Figure contents as structured data
☆ ☆ ☆ ☆ ☆ ☆ ☆

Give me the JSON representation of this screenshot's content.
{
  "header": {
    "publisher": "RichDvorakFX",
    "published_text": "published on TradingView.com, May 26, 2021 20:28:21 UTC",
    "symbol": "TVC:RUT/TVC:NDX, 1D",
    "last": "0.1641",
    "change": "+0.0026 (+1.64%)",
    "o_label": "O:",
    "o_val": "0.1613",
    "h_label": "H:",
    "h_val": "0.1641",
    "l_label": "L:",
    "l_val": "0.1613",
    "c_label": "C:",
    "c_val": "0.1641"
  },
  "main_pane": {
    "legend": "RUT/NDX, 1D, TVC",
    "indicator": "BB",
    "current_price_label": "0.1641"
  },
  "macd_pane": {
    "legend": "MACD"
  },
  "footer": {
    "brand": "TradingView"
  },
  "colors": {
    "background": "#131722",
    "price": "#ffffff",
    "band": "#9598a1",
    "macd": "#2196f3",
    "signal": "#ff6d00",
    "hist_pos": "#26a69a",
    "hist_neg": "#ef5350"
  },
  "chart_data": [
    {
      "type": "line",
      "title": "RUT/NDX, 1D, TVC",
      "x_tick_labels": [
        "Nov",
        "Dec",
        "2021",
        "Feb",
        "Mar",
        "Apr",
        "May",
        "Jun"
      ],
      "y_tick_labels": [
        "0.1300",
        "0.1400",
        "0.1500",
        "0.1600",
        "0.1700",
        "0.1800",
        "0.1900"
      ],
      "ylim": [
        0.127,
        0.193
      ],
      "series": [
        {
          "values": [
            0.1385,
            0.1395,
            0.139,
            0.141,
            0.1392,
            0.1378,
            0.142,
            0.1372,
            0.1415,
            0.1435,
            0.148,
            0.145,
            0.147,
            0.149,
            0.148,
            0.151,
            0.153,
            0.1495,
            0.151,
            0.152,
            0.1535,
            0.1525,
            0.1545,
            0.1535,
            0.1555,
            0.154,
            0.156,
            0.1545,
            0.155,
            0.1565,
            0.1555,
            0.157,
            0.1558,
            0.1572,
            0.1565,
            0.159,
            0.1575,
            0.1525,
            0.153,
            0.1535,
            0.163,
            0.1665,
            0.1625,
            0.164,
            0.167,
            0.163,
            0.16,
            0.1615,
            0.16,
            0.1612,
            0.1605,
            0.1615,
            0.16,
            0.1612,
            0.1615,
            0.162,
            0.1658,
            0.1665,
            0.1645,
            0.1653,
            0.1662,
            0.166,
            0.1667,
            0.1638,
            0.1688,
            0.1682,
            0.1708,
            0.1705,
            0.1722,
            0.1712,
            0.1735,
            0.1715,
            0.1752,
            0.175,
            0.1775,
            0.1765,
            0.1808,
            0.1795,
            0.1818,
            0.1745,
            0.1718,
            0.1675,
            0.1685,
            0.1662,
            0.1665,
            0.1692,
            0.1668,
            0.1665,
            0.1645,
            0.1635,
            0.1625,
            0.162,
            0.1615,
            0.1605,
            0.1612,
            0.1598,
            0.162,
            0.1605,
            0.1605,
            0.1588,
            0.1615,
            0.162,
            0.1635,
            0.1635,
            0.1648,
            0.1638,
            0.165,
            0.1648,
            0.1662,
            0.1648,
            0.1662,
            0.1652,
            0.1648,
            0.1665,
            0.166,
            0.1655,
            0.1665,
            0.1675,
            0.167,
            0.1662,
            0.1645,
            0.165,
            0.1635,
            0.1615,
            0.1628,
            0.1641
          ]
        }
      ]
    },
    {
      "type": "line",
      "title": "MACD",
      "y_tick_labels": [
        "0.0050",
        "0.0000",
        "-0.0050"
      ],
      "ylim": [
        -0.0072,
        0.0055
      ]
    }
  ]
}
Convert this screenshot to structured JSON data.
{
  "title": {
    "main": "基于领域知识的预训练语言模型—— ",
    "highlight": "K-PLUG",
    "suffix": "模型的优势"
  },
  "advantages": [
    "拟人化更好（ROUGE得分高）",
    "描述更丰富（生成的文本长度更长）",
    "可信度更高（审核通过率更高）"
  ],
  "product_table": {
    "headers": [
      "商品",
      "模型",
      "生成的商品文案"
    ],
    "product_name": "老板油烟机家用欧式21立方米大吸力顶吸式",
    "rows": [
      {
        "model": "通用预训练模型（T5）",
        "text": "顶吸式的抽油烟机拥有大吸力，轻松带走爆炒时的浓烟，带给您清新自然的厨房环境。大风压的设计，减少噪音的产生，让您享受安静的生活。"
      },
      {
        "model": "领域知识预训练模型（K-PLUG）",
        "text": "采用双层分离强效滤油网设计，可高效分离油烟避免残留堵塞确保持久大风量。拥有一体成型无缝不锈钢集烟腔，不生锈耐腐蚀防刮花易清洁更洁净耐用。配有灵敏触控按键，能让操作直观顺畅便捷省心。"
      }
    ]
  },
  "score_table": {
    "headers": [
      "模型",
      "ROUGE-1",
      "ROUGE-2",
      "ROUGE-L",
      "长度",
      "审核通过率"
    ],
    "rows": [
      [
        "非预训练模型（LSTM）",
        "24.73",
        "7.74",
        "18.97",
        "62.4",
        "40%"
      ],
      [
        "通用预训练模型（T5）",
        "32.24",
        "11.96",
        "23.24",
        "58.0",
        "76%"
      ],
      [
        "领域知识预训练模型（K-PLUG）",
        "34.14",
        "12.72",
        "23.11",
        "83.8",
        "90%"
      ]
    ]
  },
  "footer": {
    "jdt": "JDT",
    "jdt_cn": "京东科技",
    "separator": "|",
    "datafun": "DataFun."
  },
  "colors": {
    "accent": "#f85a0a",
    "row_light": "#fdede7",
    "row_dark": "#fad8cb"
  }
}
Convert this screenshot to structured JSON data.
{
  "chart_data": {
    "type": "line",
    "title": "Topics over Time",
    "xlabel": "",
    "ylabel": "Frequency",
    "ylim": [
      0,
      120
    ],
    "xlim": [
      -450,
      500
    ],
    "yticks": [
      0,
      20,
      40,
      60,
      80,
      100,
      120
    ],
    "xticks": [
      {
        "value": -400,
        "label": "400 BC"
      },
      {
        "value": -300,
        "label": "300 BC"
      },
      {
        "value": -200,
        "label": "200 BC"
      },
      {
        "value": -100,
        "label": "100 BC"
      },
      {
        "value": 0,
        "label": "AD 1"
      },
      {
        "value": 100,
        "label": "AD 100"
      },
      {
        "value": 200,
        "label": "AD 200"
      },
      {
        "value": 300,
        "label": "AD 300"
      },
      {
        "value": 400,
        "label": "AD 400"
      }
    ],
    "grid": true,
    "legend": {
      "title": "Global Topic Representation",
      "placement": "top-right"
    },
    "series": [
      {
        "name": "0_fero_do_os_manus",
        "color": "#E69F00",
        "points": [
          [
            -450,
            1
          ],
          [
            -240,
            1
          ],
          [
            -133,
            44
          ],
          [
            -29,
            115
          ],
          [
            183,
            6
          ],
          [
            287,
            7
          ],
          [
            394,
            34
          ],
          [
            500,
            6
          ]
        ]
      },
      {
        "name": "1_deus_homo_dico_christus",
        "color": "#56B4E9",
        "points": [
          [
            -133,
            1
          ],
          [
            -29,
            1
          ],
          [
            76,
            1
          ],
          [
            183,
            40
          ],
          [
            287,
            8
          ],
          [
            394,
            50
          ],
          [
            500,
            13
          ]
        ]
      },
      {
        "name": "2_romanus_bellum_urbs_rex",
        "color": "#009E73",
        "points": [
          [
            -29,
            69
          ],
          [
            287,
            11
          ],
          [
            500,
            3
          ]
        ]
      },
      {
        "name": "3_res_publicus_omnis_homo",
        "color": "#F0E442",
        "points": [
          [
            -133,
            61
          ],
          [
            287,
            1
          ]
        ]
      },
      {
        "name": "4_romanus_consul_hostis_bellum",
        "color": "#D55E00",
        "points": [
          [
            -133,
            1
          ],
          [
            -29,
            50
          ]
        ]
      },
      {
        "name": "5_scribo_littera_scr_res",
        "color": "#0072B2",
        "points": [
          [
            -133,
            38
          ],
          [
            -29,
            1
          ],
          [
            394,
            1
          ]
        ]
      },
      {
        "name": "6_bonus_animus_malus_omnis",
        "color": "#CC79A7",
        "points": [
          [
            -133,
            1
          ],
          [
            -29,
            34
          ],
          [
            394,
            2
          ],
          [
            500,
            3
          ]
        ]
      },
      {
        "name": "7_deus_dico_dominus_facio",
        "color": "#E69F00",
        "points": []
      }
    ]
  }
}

☆ ☆ ☆ ☆ ☆ ☆ ☆

Scan the listing above and identify each line holding the string "model"; copy every such line.

THE RESPONSE
        "model": "通用预训练模型（T5）",
        "model": "领域知识预训练模型（K-PLUG）",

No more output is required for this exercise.